Short task — Filter the records below down to lines containing "Analysis".

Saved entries
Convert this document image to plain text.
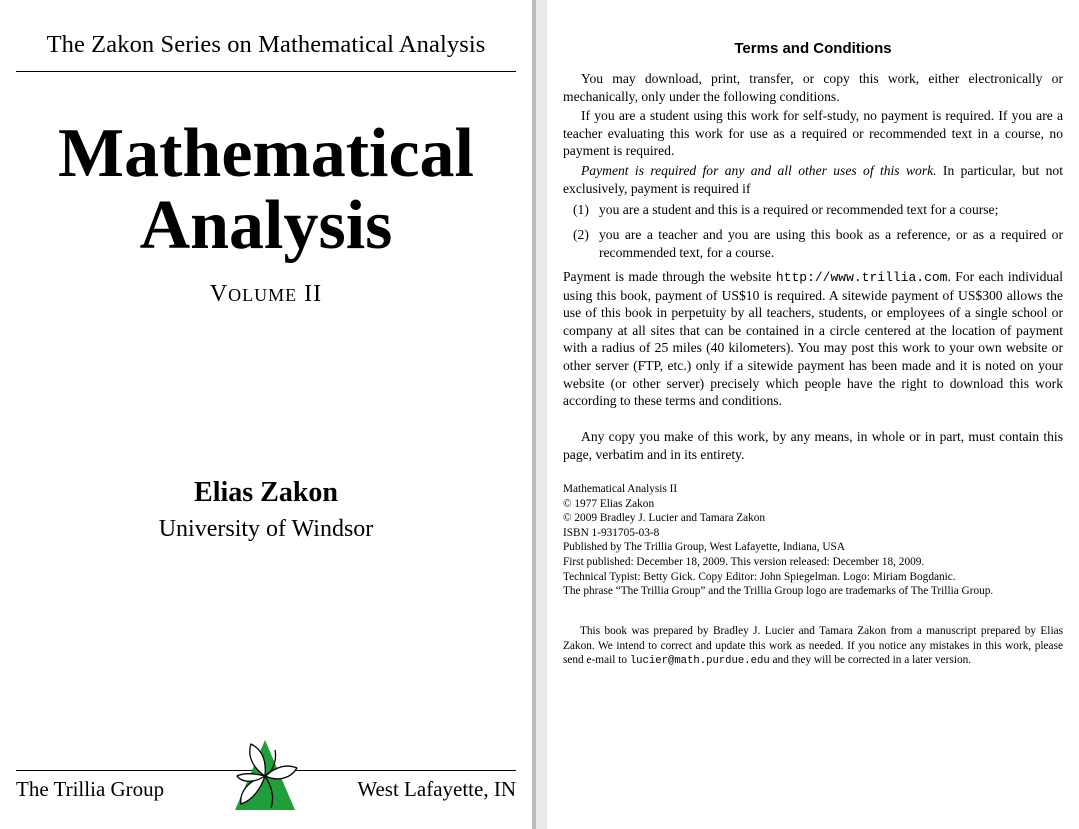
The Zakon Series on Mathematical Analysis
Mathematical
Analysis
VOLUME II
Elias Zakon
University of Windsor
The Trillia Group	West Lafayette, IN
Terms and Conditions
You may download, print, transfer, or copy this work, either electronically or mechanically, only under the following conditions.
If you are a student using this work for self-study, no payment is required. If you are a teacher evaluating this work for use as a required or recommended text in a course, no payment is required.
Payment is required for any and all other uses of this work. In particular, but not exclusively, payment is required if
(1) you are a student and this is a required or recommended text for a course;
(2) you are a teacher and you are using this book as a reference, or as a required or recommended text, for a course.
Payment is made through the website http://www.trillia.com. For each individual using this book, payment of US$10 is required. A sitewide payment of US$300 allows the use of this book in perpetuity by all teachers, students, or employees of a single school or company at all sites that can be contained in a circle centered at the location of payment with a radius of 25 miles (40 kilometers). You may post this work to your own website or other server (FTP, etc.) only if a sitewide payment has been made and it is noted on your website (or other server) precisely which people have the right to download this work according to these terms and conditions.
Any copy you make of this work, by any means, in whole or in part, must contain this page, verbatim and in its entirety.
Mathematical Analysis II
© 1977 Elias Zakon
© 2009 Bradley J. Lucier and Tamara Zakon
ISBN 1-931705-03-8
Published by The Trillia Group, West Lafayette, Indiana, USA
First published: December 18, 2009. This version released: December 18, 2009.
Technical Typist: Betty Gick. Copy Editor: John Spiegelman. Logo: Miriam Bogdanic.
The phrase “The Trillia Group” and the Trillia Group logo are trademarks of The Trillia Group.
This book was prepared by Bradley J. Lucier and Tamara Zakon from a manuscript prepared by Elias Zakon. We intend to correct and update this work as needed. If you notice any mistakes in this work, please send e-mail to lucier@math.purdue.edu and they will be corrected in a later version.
...
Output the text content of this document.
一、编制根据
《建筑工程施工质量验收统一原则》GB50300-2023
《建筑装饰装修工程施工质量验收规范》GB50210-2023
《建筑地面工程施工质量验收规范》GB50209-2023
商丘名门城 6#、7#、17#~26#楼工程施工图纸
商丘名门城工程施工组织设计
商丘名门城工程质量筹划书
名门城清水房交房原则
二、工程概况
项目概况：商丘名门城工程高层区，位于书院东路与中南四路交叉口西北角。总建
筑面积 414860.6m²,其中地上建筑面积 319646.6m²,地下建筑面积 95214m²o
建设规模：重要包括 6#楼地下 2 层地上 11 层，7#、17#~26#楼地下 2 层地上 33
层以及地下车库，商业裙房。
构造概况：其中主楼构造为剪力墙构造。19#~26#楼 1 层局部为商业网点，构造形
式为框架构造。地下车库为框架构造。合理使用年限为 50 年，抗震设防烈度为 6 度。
* * *
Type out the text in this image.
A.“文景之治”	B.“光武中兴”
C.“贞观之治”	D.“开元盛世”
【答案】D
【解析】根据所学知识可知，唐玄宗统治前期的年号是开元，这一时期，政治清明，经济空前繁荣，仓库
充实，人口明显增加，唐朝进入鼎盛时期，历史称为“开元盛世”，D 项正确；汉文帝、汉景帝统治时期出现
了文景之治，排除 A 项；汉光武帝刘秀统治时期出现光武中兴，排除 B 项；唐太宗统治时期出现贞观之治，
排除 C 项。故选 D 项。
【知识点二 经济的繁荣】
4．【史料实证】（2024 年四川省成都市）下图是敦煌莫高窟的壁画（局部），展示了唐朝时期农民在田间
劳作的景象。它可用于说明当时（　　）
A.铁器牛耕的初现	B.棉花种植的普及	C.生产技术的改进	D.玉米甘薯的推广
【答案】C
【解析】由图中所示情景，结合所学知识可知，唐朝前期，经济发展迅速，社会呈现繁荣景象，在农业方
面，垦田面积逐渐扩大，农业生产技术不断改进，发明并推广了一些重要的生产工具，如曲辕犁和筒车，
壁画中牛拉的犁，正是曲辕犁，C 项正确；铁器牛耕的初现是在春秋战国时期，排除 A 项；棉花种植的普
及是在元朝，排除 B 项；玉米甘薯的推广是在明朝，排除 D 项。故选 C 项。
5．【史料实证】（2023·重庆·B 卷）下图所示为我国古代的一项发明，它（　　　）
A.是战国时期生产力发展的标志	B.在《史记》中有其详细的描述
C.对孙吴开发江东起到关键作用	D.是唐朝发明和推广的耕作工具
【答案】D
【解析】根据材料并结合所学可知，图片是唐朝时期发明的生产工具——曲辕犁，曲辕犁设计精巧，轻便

Output of the exercise —
The Zakon Series on Mathematical Analysis
Analysis
Mathematical Analysis II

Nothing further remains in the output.